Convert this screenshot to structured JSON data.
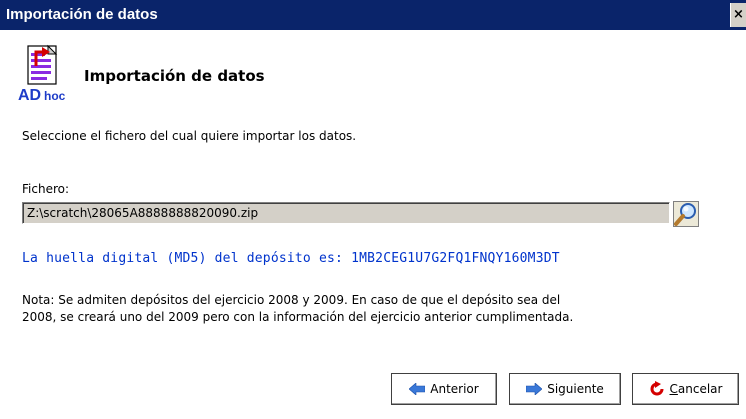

== == ==

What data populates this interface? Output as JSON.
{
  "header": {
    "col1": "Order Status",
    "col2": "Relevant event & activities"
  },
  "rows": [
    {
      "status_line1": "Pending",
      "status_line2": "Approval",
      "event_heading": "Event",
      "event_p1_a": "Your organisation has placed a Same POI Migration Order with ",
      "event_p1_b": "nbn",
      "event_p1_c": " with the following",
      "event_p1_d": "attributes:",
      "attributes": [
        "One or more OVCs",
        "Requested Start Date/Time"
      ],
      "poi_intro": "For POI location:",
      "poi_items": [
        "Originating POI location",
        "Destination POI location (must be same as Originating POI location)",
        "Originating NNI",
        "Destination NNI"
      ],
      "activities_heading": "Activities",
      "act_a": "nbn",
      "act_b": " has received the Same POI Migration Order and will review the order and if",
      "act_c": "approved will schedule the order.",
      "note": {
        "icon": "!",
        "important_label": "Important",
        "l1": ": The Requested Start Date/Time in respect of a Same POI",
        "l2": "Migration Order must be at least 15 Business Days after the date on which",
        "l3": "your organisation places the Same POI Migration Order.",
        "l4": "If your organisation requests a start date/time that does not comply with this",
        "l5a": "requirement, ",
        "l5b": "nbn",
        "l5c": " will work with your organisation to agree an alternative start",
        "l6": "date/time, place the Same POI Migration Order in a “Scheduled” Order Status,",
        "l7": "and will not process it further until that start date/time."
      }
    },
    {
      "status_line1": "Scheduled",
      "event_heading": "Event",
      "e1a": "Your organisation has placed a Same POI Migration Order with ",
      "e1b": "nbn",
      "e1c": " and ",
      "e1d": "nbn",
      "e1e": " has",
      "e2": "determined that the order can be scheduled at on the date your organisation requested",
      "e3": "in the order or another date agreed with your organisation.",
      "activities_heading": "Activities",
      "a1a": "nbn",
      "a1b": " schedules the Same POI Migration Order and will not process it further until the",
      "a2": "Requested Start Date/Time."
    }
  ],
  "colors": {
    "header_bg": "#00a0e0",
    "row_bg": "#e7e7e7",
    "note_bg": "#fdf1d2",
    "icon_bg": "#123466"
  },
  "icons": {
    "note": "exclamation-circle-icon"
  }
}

== == ==

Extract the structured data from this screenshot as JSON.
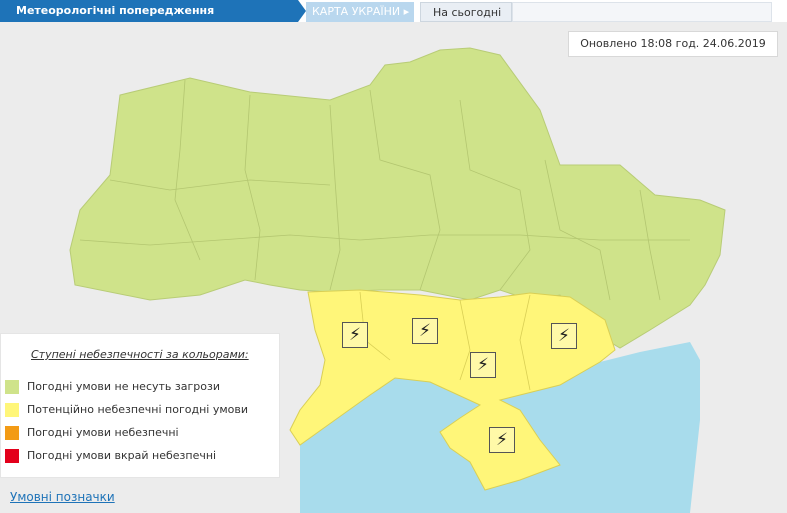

== == ==

REQUIRED TASK: Select all lines with the word "structured" from the entries above.

SOLUTION TO THIS PROBLEM:
Convert this screenshot to structured JSON data.
Extract the structured data from this screenshot as JSON.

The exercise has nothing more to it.